## Your objective
Exclude the pictures, then copy all remaining records exactly.
The data Block Start
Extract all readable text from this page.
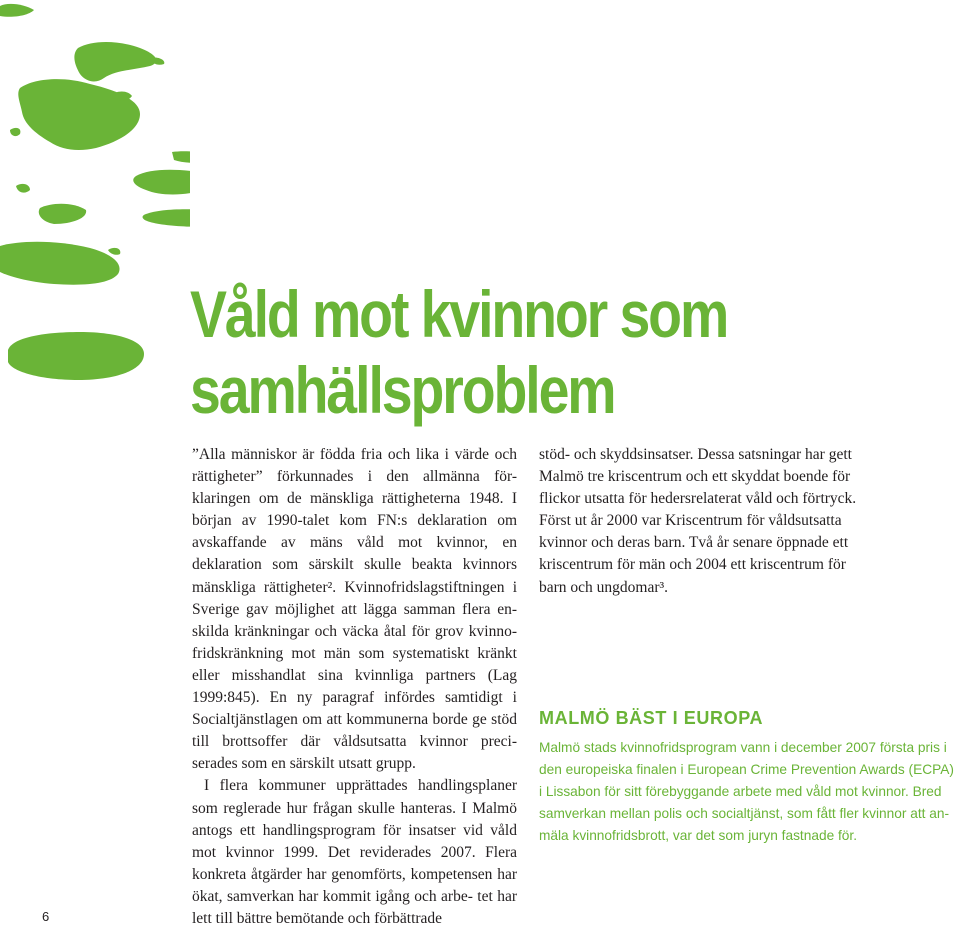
Våld mot kvinnor som
samhällsproblem

”Alla människor är födda fria och lika i värde och rättigheter” förkunnades i den allmänna för- klaringen om de mänskliga rättigheterna 1948. I början av 1990-talet kom FN:s deklaration om avskaffande av mäns våld mot kvinnor, en deklaration som särskilt skulle beakta kvinnors mänskliga rättigheter². Kvinnofridslagstiftningen i Sverige gav möjlighet att lägga samman flera en- skilda kränkningar och väcka åtal för grov kvinno- fridskränkning mot män som systematiskt kränkt eller misshandlat sina kvinnliga partners (Lag 1999:845). En ny paragraf infördes samtidigt i Socialtjänstlagen om att kommunerna borde ge stöd till brottsoffer där våldsutsatta kvinnor preci- serades som en särskilt utsatt grupp.

I flera kommuner upprättades handlingsplaner som reglerade hur frågan skulle hanteras. I Malmö antogs ett handlingsprogram för insatser vid våld mot kvinnor 1999. Det reviderades 2007. Flera konkreta åtgärder har genomförts, kompetensen har ökat, samverkan har kommit igång och arbe- tet har lett till bättre bemötande och förbättrade

stöd- och skyddsinsatser. Dessa satsningar har gett Malmö tre kriscentrum och ett skyddat boende för flickor utsatta för hedersrelaterat våld och förtryck. Först ut år 2000 var Kriscentrum för våldsutsatta kvinnor och deras barn. Två år senare öppnade ett kriscentrum för män och 2004 ett kriscentrum för barn och ungdomar³.

MALMÖ BÄST I EUROPA

Malmö stads kvinnofridsprogram vann i december 2007 första pris i den europeiska finalen i European Crime Prevention Awards (ECPA) i Lissabon för sitt förebyggande arbete med våld mot kvinnor. Bred samverkan mellan polis och socialtjänst, som fått fler kvinnor att an- mäla kvinnofridsbrott, var det som juryn fastnade för.

6
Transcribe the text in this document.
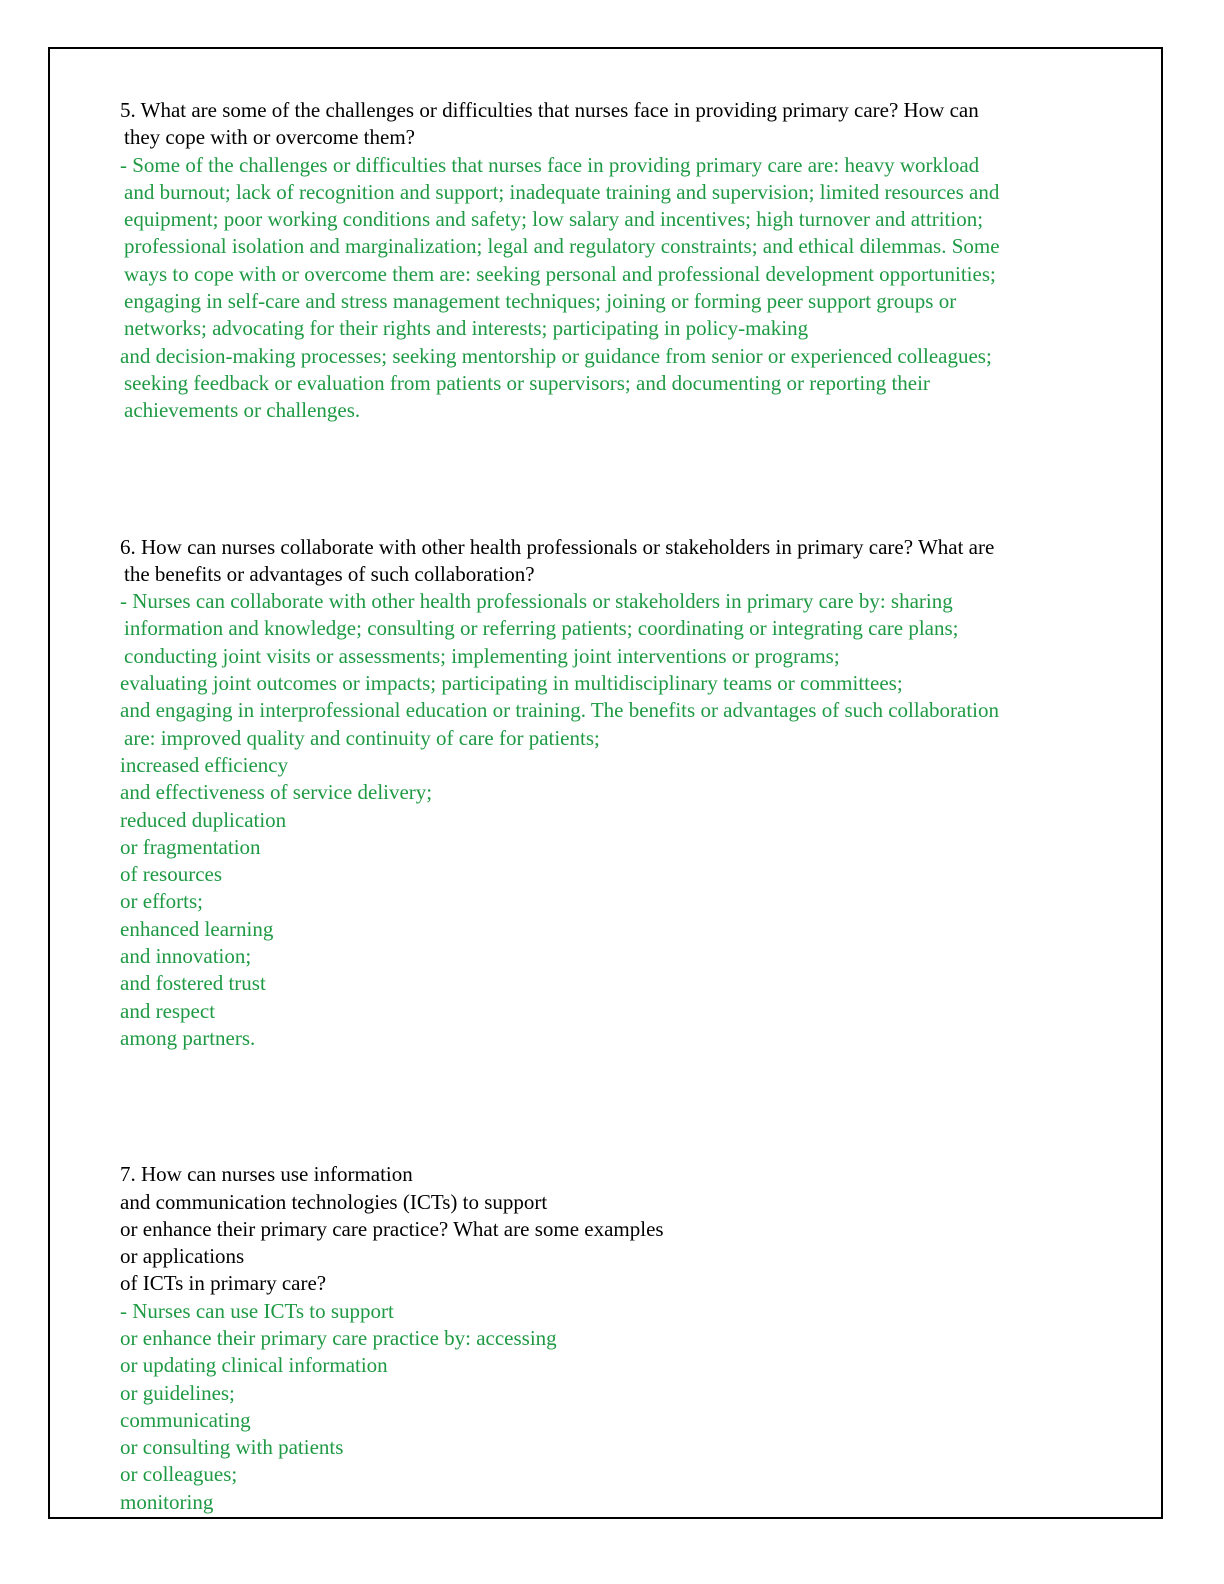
5. What are some of the challenges or difficulties that nurses face in providing primary care? How can
they cope with or overcome them?
- Some of the challenges or difficulties that nurses face in providing primary care are: heavy workload
and burnout; lack of recognition and support; inadequate training and supervision; limited resources and
equipment; poor working conditions and safety; low salary and incentives; high turnover and attrition;
professional isolation and marginalization; legal and regulatory constraints; and ethical dilemmas. Some
ways to cope with or overcome them are: seeking personal and professional development opportunities;
engaging in self-care and stress management techniques; joining or forming peer support groups or
networks; advocating for their rights and interests; participating in policy-making
and decision-making processes; seeking mentorship or guidance from senior or experienced colleagues;
seeking feedback or evaluation from patients or supervisors; and documenting or reporting their
achievements or challenges.
6. How can nurses collaborate with other health professionals or stakeholders in primary care? What are
the benefits or advantages of such collaboration?
- Nurses can collaborate with other health professionals or stakeholders in primary care by: sharing
information and knowledge; consulting or referring patients; coordinating or integrating care plans;
conducting joint visits or assessments; implementing joint interventions or programs;
evaluating joint outcomes or impacts; participating in multidisciplinary teams or committees;
and engaging in interprofessional education or training. The benefits or advantages of such collaboration
are: improved quality and continuity of care for patients;
increased efficiency
and effectiveness of service delivery;
reduced duplication
or fragmentation
of resources
or efforts;
enhanced learning
and innovation;
and fostered trust
and respect
among partners.
7. How can nurses use information
and communication technologies (ICTs) to support
or enhance their primary care practice? What are some examples
or applications
of ICTs in primary care?
- Nurses can use ICTs to support
or enhance their primary care practice by: accessing
or updating clinical information
or guidelines;
communicating
or consulting with patients
or colleagues;
monitoring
The data Block End
## The completed task
Extract all readable text from this page.
Våld mot kvinnor som
samhällsproblem

”Alla människor är födda fria och lika i värde och rättigheter” förkunnades i den allmänna för- klaringen om de mänskliga rättigheterna 1948. I början av 1990-talet kom FN:s deklaration om avskaffande av mäns våld mot kvinnor, en deklaration som särskilt skulle beakta kvinnors mänskliga rättigheter². Kvinnofridslagstiftningen i Sverige gav möjlighet att lägga samman flera en- skilda kränkningar och väcka åtal för grov kvinno- fridskränkning mot män som systematiskt kränkt eller misshandlat sina kvinnliga partners (Lag 1999:845). En ny paragraf infördes samtidigt i Socialtjänstlagen om att kommunerna borde ge stöd till brottsoffer där våldsutsatta kvinnor preci- serades som en särskilt utsatt grupp.

I flera kommuner upprättades handlingsplaner som reglerade hur frågan skulle hanteras. I Malmö antogs ett handlingsprogram för insatser vid våld mot kvinnor 1999. Det reviderades 2007. Flera konkreta åtgärder har genomförts, kompetensen har ökat, samverkan har kommit igång och arbe- tet har lett till bättre bemötande och förbättrade

stöd- och skyddsinsatser. Dessa satsningar har gett Malmö tre kriscentrum och ett skyddat boende för flickor utsatta för hedersrelaterat våld och förtryck. Först ut år 2000 var Kriscentrum för våldsutsatta kvinnor och deras barn. Två år senare öppnade ett kriscentrum för män och 2004 ett kriscentrum för barn och ungdomar³.

MALMÖ BÄST I EUROPA

Malmö stads kvinnofridsprogram vann i december 2007 första pris i den europeiska finalen i European Crime Prevention Awards (ECPA) i Lissabon för sitt förebyggande arbete med våld mot kvinnor. Bred samverkan mellan polis och socialtjänst, som fått fler kvinnor att an- mäla kvinnofridsbrott, var det som juryn fastnade för.

6
Transcribe the text in this document.
5. What are some of the challenges or difficulties that nurses face in providing primary care? How can
they cope with or overcome them?
- Some of the challenges or difficulties that nurses face in providing primary care are: heavy workload
and burnout; lack of recognition and support; inadequate training and supervision; limited resources and
equipment; poor working conditions and safety; low salary and incentives; high turnover and attrition;
professional isolation and marginalization; legal and regulatory constraints; and ethical dilemmas. Some
ways to cope with or overcome them are: seeking personal and professional development opportunities;
engaging in self-care and stress management techniques; joining or forming peer support groups or
networks; advocating for their rights and interests; participating in policy-making
and decision-making processes; seeking mentorship or guidance from senior or experienced colleagues;
seeking feedback or evaluation from patients or supervisors; and documenting or reporting their
achievements or challenges.
6. How can nurses collaborate with other health professionals or stakeholders in primary care? What are
the benefits or advantages of such collaboration?
- Nurses can collaborate with other health professionals or stakeholders in primary care by: sharing
information and knowledge; consulting or referring patients; coordinating or integrating care plans;
conducting joint visits or assessments; implementing joint interventions or programs;
evaluating joint outcomes or impacts; participating in multidisciplinary teams or committees;
and engaging in interprofessional education or training. The benefits or advantages of such collaboration
are: improved quality and continuity of care for patients;
increased efficiency
and effectiveness of service delivery;
reduced duplication
or fragmentation
of resources
or efforts;
enhanced learning
and innovation;
and fostered trust
and respect
among partners.
7. How can nurses use information
and communication technologies (ICTs) to support
or enhance their primary care practice? What are some examples
or applications
of ICTs in primary care?
- Nurses can use ICTs to support
or enhance their primary care practice by: accessing
or updating clinical information
or guidelines;
communicating
or consulting with patients
or colleagues;
monitoring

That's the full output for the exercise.